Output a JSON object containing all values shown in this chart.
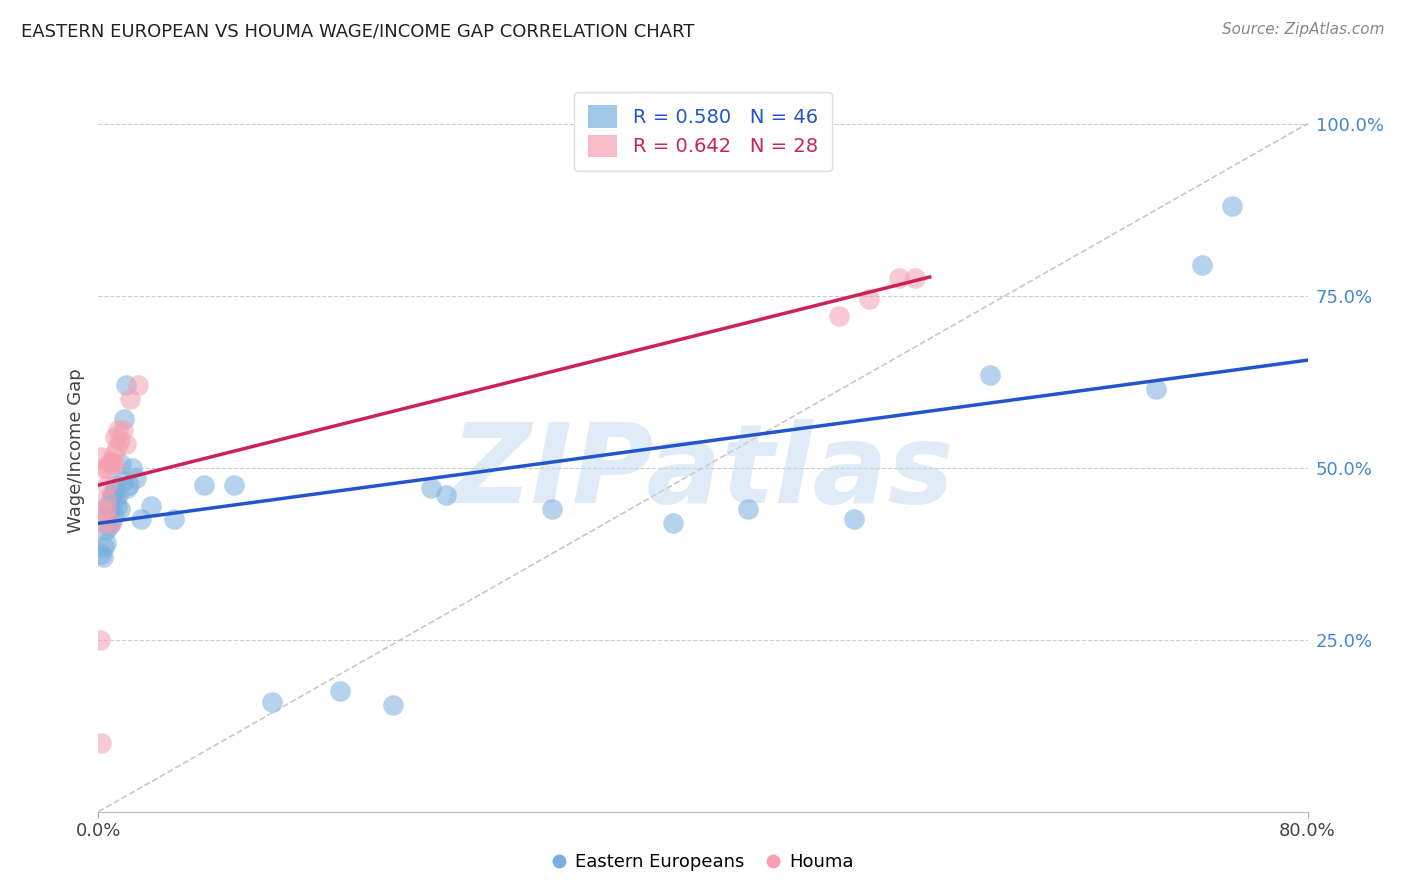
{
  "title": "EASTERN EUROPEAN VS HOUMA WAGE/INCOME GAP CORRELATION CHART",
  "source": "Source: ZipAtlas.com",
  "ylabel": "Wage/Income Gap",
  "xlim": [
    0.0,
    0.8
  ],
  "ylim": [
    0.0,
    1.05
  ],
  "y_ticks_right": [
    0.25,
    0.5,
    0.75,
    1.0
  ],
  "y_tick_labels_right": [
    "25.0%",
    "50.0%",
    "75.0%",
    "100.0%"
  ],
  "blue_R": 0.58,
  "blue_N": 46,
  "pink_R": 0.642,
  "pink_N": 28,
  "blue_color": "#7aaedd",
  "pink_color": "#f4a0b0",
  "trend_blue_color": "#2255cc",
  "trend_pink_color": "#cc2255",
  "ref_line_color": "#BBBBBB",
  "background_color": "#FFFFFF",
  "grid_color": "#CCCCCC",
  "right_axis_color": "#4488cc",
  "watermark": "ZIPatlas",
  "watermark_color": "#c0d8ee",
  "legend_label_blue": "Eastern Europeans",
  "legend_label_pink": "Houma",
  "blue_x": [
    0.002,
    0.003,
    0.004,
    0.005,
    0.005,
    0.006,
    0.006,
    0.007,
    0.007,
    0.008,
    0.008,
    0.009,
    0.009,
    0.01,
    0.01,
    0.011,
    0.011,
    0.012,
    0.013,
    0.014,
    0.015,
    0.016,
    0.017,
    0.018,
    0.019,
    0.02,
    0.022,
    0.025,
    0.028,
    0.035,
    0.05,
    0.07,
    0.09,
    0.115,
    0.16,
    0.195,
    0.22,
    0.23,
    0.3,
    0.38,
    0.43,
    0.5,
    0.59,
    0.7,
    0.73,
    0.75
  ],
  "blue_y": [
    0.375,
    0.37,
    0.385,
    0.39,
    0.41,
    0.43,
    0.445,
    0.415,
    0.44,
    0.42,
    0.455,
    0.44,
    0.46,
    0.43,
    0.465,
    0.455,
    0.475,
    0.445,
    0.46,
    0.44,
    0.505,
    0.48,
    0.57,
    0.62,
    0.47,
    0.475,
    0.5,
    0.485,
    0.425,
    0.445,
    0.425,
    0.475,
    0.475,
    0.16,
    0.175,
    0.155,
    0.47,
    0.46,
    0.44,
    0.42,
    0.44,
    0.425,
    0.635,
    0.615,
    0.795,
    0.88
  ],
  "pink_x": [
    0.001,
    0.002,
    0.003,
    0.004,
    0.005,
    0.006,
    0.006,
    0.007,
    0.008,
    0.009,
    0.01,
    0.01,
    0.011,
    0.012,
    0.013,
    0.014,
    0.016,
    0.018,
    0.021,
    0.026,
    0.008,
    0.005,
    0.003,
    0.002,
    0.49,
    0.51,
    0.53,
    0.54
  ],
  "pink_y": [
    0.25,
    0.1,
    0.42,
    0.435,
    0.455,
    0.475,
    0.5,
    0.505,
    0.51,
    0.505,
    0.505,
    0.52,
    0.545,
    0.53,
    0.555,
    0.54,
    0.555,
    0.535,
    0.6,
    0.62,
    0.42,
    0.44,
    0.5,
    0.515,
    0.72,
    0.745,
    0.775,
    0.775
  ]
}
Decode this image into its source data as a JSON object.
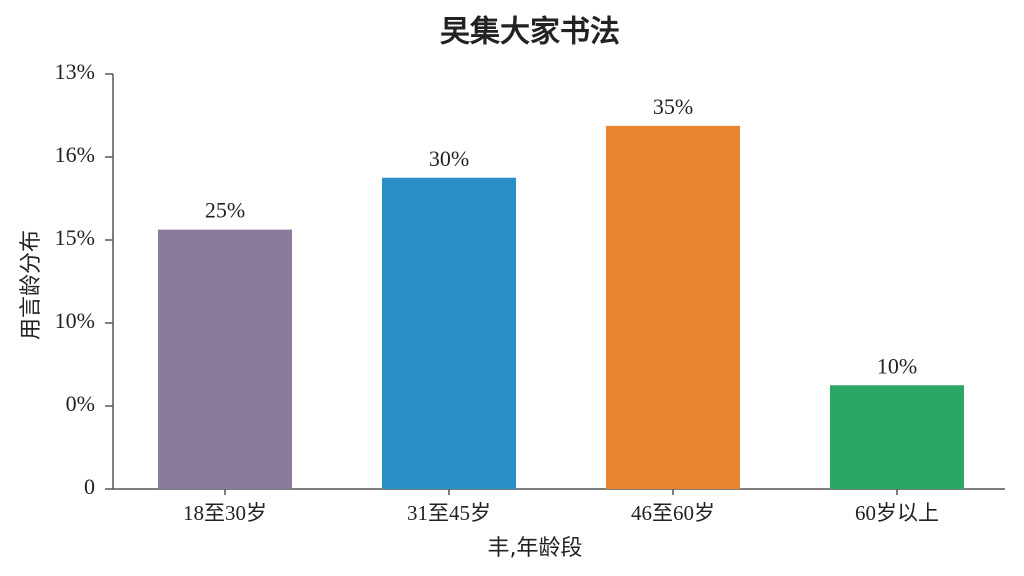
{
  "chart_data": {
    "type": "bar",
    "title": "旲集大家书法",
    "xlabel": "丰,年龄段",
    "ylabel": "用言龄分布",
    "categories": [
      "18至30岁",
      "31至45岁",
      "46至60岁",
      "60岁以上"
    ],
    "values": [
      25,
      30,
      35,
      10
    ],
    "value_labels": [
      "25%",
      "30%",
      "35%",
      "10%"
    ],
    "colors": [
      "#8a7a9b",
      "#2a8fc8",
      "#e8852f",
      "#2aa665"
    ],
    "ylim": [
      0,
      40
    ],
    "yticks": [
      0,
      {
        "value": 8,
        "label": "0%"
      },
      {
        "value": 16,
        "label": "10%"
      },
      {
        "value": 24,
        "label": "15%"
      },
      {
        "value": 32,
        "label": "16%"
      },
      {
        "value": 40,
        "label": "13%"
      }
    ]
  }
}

= = = = = = =

### [Work to complete]
Whichever lines contain the string "JSON", select and copy them.

### [Answer to this problem]
Output a JSON object containing all values shown in this chart.
Decode this image into its source data as a JSON object.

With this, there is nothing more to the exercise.